**YOUR INSTRUCTIONS**
Repeat each line word for word.

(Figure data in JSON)
-=-=-=-=-

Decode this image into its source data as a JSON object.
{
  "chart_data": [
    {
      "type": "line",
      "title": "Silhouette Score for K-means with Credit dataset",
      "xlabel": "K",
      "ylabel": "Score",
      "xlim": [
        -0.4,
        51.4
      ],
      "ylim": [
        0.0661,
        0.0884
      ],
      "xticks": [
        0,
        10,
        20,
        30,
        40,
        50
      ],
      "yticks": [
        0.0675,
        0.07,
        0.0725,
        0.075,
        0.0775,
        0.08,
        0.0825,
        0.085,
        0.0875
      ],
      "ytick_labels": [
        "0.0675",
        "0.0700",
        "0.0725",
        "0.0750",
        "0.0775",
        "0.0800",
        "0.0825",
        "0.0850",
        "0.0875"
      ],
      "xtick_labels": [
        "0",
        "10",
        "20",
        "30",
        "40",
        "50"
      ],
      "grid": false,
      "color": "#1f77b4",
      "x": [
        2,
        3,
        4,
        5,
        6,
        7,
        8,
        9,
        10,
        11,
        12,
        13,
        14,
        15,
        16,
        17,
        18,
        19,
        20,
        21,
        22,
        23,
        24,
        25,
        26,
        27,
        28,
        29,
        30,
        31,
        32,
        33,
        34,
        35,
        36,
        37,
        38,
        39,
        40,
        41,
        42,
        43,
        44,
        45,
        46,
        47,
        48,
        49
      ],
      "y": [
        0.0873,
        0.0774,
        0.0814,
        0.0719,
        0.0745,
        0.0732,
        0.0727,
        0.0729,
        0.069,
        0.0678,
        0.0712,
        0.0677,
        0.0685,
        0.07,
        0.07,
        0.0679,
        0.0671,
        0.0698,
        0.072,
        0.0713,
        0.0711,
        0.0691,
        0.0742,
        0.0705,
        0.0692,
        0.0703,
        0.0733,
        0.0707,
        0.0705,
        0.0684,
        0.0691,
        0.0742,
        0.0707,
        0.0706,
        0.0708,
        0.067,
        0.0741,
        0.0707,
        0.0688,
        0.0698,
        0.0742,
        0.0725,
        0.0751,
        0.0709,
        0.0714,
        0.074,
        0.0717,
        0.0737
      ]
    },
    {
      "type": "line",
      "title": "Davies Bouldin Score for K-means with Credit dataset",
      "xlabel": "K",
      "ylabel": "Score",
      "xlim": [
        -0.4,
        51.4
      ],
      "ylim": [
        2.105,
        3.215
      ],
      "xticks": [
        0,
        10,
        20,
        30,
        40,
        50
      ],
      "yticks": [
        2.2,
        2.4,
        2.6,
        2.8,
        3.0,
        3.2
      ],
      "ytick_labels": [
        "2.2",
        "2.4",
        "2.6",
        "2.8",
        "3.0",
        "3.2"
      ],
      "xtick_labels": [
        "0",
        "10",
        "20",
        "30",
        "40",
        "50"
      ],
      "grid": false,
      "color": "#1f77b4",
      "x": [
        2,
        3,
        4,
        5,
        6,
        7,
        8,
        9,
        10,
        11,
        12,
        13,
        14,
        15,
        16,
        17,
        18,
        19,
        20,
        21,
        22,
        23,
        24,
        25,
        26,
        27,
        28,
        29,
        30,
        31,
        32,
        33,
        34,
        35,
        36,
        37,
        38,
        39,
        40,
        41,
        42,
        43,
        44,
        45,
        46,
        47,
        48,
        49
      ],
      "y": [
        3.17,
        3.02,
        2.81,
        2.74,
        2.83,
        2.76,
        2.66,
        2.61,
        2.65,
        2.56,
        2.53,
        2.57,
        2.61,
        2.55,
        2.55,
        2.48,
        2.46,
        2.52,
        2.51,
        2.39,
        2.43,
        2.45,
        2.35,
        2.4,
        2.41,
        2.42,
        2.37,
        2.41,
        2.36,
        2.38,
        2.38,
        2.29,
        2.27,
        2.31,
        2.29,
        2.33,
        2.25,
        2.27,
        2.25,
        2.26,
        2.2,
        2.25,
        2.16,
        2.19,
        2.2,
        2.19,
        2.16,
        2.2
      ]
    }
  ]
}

-=-=-=-=-

**TASK RESULT**
Decode this image into its source data as a JSON object.
{
  "chart_data": [
    {
      "type": "line",
      "title": "Silhouette Score for K-means with Credit dataset",
      "xlabel": "K",
      "ylabel": "Score",
      "xlim": [
        -0.4,
        51.4
      ],
      "ylim": [
        0.0661,
        0.0884
      ],
      "xticks": [
        0,
        10,
        20,
        30,
        40,
        50
      ],
      "yticks": [
        0.0675,
        0.07,
        0.0725,
        0.075,
        0.0775,
        0.08,
        0.0825,
        0.085,
        0.0875
      ],
      "ytick_labels": [
        "0.0675",
        "0.0700",
        "0.0725",
        "0.0750",
        "0.0775",
        "0.0800",
        "0.0825",
        "0.0850",
        "0.0875"
      ],
      "xtick_labels": [
        "0",
        "10",
        "20",
        "30",
        "40",
        "50"
      ],
      "grid": false,
      "color": "#1f77b4",
      "x": [
        2,
        3,
        4,
        5,
        6,
        7,
        8,
        9,
        10,
        11,
        12,
        13,
        14,
        15,
        16,
        17,
        18,
        19,
        20,
        21,
        22,
        23,
        24,
        25,
        26,
        27,
        28,
        29,
        30,
        31,
        32,
        33,
        34,
        35,
        36,
        37,
        38,
        39,
        40,
        41,
        42,
        43,
        44,
        45,
        46,
        47,
        48,
        49
      ],
      "y": [
        0.0873,
        0.0774,
        0.0814,
        0.0719,
        0.0745,
        0.0732,
        0.0727,
        0.0729,
        0.069,
        0.0678,
        0.0712,
        0.0677,
        0.0685,
        0.07,
        0.07,
        0.0679,
        0.0671,
        0.0698,
        0.072,
        0.0713,
        0.0711,
        0.0691,
        0.0742,
        0.0705,
        0.0692,
        0.0703,
        0.0733,
        0.0707,
        0.0705,
        0.0684,
        0.0691,
        0.0742,
        0.0707,
        0.0706,
        0.0708,
        0.067,
        0.0741,
        0.0707,
        0.0688,
        0.0698,
        0.0742,
        0.0725,
        0.0751,
        0.0709,
        0.0714,
        0.074,
        0.0717,
        0.0737
      ]
    },
    {
      "type": "line",
      "title": "Davies Bouldin Score for K-means with Credit dataset",
      "xlabel": "K",
      "ylabel": "Score",
      "xlim": [
        -0.4,
        51.4
      ],
      "ylim": [
        2.105,
        3.215
      ],
      "xticks": [
        0,
        10,
        20,
        30,
        40,
        50
      ],
      "yticks": [
        2.2,
        2.4,
        2.6,
        2.8,
        3.0,
        3.2
      ],
      "ytick_labels": [
        "2.2",
        "2.4",
        "2.6",
        "2.8",
        "3.0",
        "3.2"
      ],
      "xtick_labels": [
        "0",
        "10",
        "20",
        "30",
        "40",
        "50"
      ],
      "grid": false,
      "color": "#1f77b4",
      "x": [
        2,
        3,
        4,
        5,
        6,
        7,
        8,
        9,
        10,
        11,
        12,
        13,
        14,
        15,
        16,
        17,
        18,
        19,
        20,
        21,
        22,
        23,
        24,
        25,
        26,
        27,
        28,
        29,
        30,
        31,
        32,
        33,
        34,
        35,
        36,
        37,
        38,
        39,
        40,
        41,
        42,
        43,
        44,
        45,
        46,
        47,
        48,
        49
      ],
      "y": [
        3.17,
        3.02,
        2.81,
        2.74,
        2.83,
        2.76,
        2.66,
        2.61,
        2.65,
        2.56,
        2.53,
        2.57,
        2.61,
        2.55,
        2.55,
        2.48,
        2.46,
        2.52,
        2.51,
        2.39,
        2.43,
        2.45,
        2.35,
        2.4,
        2.41,
        2.42,
        2.37,
        2.41,
        2.36,
        2.38,
        2.38,
        2.29,
        2.27,
        2.31,
        2.29,
        2.33,
        2.25,
        2.27,
        2.25,
        2.26,
        2.2,
        2.25,
        2.16,
        2.19,
        2.2,
        2.19,
        2.16,
        2.2
      ]
    }
  ]
}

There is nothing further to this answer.